■ WHAT IS BEING ASKED ■
Pull out every line below that holds the word "Grids".
* begin DATA ENTRIES *
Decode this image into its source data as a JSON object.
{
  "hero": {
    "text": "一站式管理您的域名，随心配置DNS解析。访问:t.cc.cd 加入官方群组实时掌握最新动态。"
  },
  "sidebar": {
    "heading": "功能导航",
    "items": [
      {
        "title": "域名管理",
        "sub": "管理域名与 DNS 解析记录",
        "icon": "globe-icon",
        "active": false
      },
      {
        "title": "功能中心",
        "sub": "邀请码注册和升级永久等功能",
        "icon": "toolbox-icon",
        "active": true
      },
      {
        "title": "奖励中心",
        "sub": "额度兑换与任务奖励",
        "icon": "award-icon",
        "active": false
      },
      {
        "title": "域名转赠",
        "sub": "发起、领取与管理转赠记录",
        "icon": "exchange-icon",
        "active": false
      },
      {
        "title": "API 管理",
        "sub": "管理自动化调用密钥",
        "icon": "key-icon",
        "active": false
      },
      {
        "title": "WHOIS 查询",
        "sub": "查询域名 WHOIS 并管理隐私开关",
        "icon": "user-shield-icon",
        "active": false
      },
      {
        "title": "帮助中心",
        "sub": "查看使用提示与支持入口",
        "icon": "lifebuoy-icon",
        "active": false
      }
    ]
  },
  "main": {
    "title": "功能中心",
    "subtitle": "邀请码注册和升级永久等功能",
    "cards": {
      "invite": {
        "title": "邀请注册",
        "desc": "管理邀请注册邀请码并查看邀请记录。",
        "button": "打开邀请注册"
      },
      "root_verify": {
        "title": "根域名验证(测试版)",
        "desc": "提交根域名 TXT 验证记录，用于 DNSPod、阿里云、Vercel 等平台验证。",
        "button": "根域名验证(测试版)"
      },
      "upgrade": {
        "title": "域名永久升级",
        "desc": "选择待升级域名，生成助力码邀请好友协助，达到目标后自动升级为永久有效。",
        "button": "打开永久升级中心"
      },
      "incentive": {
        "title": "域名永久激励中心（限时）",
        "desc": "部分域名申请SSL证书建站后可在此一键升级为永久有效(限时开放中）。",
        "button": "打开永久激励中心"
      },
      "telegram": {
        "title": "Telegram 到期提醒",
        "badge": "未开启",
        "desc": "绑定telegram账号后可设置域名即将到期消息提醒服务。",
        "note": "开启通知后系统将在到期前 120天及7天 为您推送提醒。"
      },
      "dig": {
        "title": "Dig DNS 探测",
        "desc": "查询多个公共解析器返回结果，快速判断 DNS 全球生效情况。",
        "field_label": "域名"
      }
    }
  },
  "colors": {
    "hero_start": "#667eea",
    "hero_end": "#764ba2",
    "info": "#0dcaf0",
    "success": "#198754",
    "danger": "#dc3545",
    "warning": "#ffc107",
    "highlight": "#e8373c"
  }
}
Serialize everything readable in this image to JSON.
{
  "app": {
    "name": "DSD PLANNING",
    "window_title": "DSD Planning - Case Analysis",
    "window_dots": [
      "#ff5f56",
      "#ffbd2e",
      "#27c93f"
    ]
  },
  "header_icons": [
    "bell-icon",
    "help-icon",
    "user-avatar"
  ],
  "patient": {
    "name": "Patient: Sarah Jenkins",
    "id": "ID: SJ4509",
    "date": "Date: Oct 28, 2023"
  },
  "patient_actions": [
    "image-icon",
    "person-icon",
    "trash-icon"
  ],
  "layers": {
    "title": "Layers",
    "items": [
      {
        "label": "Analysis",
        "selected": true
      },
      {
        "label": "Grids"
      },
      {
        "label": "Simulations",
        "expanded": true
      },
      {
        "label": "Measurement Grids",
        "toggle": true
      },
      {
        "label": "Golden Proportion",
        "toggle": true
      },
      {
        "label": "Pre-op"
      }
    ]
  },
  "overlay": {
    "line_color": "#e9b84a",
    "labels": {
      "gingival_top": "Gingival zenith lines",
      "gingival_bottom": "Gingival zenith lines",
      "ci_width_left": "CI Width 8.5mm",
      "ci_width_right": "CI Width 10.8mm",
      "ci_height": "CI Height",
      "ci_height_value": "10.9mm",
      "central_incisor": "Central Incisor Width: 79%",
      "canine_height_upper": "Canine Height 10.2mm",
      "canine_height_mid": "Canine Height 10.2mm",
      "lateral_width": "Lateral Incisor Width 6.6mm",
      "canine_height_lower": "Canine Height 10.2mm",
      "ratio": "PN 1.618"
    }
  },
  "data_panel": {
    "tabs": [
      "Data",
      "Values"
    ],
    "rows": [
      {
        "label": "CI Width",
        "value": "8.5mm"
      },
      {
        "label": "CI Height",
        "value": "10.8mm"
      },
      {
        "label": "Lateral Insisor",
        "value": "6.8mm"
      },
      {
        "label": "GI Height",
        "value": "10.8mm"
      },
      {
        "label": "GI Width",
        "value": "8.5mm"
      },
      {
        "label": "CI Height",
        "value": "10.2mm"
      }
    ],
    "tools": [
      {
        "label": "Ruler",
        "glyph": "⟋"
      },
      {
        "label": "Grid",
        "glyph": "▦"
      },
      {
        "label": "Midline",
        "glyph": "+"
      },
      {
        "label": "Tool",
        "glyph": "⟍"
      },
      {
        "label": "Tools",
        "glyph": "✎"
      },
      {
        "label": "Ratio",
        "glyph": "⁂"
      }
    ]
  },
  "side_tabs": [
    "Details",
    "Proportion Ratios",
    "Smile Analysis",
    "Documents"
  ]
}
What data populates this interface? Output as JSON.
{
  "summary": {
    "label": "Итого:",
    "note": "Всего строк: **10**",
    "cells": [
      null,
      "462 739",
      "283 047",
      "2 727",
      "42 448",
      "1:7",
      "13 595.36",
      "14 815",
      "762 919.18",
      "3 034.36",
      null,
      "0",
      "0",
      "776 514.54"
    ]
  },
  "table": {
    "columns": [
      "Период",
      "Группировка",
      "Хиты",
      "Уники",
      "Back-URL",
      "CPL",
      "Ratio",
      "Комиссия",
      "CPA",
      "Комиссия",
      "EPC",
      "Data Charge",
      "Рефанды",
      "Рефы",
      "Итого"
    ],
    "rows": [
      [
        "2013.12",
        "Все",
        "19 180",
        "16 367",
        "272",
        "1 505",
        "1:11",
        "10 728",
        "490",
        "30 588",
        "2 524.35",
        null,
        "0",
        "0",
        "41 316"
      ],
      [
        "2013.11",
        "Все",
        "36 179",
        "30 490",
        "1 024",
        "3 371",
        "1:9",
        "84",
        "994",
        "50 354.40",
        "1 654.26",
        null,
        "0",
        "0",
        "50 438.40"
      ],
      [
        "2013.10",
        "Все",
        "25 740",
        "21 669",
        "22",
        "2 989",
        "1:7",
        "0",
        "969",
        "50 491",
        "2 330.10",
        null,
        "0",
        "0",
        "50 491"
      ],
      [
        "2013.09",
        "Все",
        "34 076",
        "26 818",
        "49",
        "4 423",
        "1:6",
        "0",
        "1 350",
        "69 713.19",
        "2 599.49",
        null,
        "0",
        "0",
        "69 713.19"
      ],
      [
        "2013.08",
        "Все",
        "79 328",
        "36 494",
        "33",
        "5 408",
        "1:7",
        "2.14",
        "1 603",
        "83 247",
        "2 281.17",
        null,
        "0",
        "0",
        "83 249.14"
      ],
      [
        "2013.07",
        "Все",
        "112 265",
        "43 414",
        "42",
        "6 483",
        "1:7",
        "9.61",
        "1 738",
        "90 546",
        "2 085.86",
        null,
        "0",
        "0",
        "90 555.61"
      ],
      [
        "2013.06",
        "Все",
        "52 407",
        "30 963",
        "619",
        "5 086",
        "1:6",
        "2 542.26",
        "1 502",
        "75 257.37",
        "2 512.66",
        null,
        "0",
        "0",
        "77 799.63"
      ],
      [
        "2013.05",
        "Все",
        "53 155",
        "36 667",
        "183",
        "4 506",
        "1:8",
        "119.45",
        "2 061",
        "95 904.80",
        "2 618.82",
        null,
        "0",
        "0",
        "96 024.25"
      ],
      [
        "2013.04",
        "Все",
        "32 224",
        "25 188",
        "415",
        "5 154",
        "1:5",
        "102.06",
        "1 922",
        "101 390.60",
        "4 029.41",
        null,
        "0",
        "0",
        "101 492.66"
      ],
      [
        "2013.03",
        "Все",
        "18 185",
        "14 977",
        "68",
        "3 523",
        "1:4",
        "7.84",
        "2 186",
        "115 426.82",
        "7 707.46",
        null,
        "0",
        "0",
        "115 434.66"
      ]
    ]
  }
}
* end DATA ENTRIES *
■ FINAL RESULT ■
        "label": "Grids"
        "label": "Measurement Grids",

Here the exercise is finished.